Information provided:
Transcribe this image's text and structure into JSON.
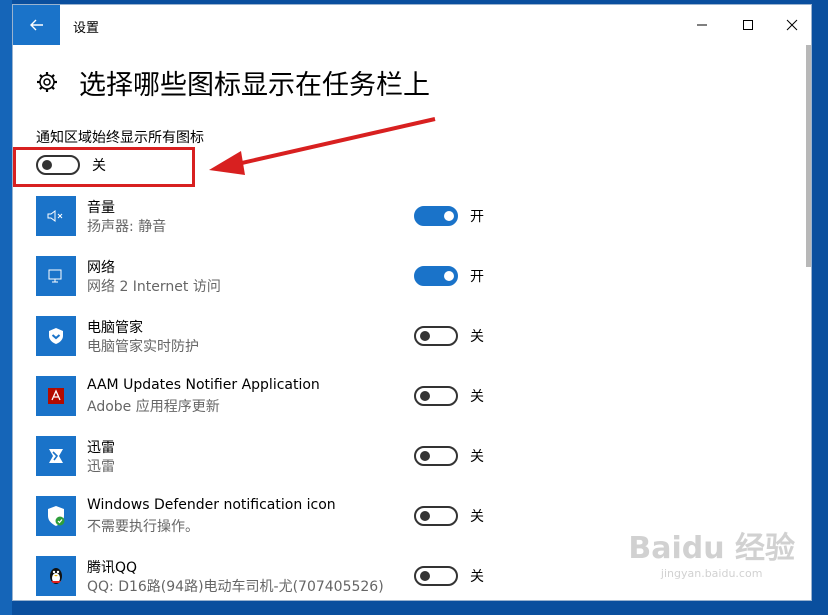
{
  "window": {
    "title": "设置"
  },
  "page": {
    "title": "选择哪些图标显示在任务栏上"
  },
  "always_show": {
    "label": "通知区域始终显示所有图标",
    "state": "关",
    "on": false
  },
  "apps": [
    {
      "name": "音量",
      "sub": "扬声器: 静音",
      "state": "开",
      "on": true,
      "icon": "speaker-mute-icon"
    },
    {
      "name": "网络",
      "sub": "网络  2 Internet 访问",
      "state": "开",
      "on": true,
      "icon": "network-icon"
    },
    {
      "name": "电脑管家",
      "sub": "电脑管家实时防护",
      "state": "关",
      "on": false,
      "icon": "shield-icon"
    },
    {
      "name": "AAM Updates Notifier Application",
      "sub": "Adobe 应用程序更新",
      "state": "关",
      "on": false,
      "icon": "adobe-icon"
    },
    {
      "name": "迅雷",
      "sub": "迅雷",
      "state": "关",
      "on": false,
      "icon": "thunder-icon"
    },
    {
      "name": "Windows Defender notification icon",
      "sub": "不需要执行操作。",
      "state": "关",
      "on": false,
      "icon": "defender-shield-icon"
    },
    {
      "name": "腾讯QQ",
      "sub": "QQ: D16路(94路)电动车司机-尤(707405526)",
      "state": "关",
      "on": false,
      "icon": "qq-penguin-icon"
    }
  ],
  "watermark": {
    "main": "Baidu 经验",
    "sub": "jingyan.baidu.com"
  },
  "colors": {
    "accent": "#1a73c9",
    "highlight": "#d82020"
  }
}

* * *

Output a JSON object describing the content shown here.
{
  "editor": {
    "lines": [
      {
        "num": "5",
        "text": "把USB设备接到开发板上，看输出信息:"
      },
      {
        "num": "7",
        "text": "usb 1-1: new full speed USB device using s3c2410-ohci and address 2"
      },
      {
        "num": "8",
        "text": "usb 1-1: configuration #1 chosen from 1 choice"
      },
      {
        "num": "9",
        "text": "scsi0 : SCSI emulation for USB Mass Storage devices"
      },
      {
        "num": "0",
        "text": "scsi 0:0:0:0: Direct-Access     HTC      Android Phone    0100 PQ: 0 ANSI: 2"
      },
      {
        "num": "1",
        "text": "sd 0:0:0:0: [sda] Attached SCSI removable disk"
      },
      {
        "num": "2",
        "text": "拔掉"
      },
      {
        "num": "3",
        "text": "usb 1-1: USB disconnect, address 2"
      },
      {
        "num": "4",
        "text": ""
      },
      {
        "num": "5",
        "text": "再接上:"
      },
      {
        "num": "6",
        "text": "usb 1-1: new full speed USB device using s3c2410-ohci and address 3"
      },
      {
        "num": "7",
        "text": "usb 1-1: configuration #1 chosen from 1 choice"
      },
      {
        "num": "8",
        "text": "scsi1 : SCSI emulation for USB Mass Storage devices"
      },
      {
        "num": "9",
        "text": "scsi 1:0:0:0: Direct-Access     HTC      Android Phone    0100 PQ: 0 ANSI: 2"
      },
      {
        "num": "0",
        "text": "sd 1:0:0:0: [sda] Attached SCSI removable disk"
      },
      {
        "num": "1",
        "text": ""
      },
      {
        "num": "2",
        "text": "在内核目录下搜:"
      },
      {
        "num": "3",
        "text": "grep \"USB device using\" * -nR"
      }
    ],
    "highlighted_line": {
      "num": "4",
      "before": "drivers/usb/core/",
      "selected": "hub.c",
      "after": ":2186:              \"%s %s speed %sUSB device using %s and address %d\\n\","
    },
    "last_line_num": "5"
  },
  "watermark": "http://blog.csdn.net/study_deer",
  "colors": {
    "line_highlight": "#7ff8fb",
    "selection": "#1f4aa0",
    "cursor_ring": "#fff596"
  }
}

Stated problem:
Return from the data every line that holds "Attached".

Response to this task:
        "text": "sd 0:0:0:0: [sda] Attached SCSI removable disk"
        "text": "sd 1:0:0:0: [sda] Attached SCSI removable disk"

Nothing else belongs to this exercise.